Work to do —
Give a verbatim copy of the lines below, minus the pictures.

Provided data —
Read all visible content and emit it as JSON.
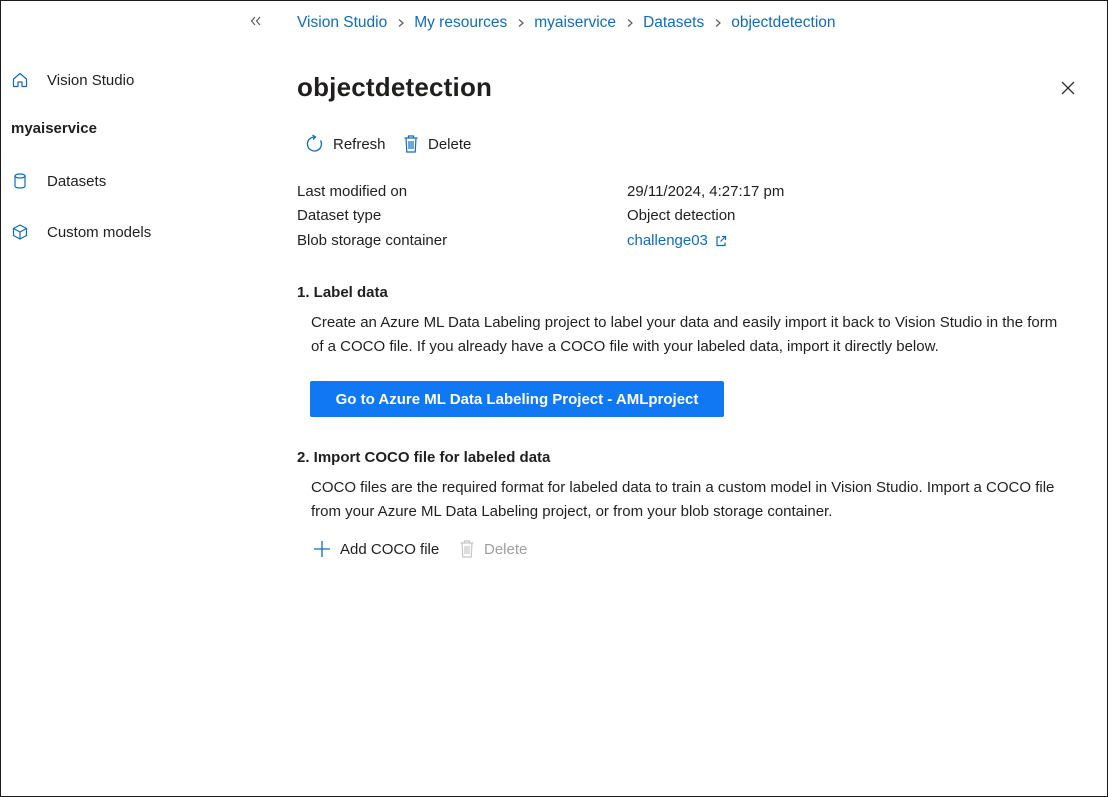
{
  "sidebar": {
    "top_item": {
      "label": "Vision Studio",
      "icon": "home-icon"
    },
    "resource_name": "myaiservice",
    "items": [
      {
        "label": "Datasets",
        "icon": "database-icon"
      },
      {
        "label": "Custom models",
        "icon": "cube-icon"
      }
    ]
  },
  "breadcrumb": [
    "Vision Studio",
    "My resources",
    "myaiservice",
    "Datasets",
    "objectdetection"
  ],
  "page": {
    "title": "objectdetection"
  },
  "toolbar": {
    "refresh_label": "Refresh",
    "delete_label": "Delete"
  },
  "properties": [
    {
      "label": "Last modified on",
      "value": "29/11/2024, 4:27:17 pm"
    },
    {
      "label": "Dataset type",
      "value": "Object detection"
    },
    {
      "label": "Blob storage container",
      "value": "challenge03"
    }
  ],
  "step1": {
    "title": "1. Label data",
    "text_line1": "Create an Azure ML Data Labeling project to label your data and easily import it back to Vision Studio in the form",
    "text_line2": "of a COCO file. If you already have a COCO file with your labeled data, import it directly below.",
    "button_label": "Go to Azure ML Data Labeling Project - AMLproject"
  },
  "step2": {
    "title": "2. Import COCO file for labeled data",
    "text_line1": "COCO files are the required format for labeled data to train a custom model in Vision Studio. Import a COCO file",
    "text_line2": "from your Azure ML Data Labeling project, or from your blob storage container.",
    "add_label": "Add COCO file",
    "delete_label": "Delete"
  },
  "colors": {
    "accent": "#0f78f2",
    "link": "#0f6cbd",
    "disabled": "#a19f9d"
  }
}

Solved problem —
Read all visible content and emit it as JSON.
{
  "sidebar": {
    "top_item": {
      "label": "Vision Studio",
      "icon": "home-icon"
    },
    "resource_name": "myaiservice",
    "items": [
      {
        "label": "Datasets",
        "icon": "database-icon"
      },
      {
        "label": "Custom models",
        "icon": "cube-icon"
      }
    ]
  },
  "breadcrumb": [
    "Vision Studio",
    "My resources",
    "myaiservice",
    "Datasets",
    "objectdetection"
  ],
  "page": {
    "title": "objectdetection"
  },
  "toolbar": {
    "refresh_label": "Refresh",
    "delete_label": "Delete"
  },
  "properties": [
    {
      "label": "Last modified on",
      "value": "29/11/2024, 4:27:17 pm"
    },
    {
      "label": "Dataset type",
      "value": "Object detection"
    },
    {
      "label": "Blob storage container",
      "value": "challenge03"
    }
  ],
  "step1": {
    "title": "1. Label data",
    "text_line1": "Create an Azure ML Data Labeling project to label your data and easily import it back to Vision Studio in the form",
    "text_line2": "of a COCO file. If you already have a COCO file with your labeled data, import it directly below.",
    "button_label": "Go to Azure ML Data Labeling Project - AMLproject"
  },
  "step2": {
    "title": "2. Import COCO file for labeled data",
    "text_line1": "COCO files are the required format for labeled data to train a custom model in Vision Studio. Import a COCO file",
    "text_line2": "from your Azure ML Data Labeling project, or from your blob storage container.",
    "add_label": "Add COCO file",
    "delete_label": "Delete"
  },
  "colors": {
    "accent": "#0f78f2",
    "link": "#0f6cbd",
    "disabled": "#a19f9d"
  }
}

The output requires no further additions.